ENTRIES PROVIDED
■ ■ ■ ■

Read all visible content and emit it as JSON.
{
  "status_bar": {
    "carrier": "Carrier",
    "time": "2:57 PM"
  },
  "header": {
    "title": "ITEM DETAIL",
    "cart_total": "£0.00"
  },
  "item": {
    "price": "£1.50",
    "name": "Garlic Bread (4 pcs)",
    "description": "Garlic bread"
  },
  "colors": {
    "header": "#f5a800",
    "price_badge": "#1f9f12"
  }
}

■ ■ ■ ■

DESCRIPTION OF THE TASK
Every line of the records above needs to be given again exactly.

RESPONSE TO THIS EXERCISE
Read all visible content and emit it as JSON.
{
  "status_bar": {
    "carrier": "Carrier",
    "time": "2:57 PM"
  },
  "header": {
    "title": "ITEM DETAIL",
    "cart_total": "£0.00"
  },
  "item": {
    "price": "£1.50",
    "name": "Garlic Bread (4 pcs)",
    "description": "Garlic bread"
  },
  "colors": {
    "header": "#f5a800",
    "price_badge": "#1f9f12"
  }
}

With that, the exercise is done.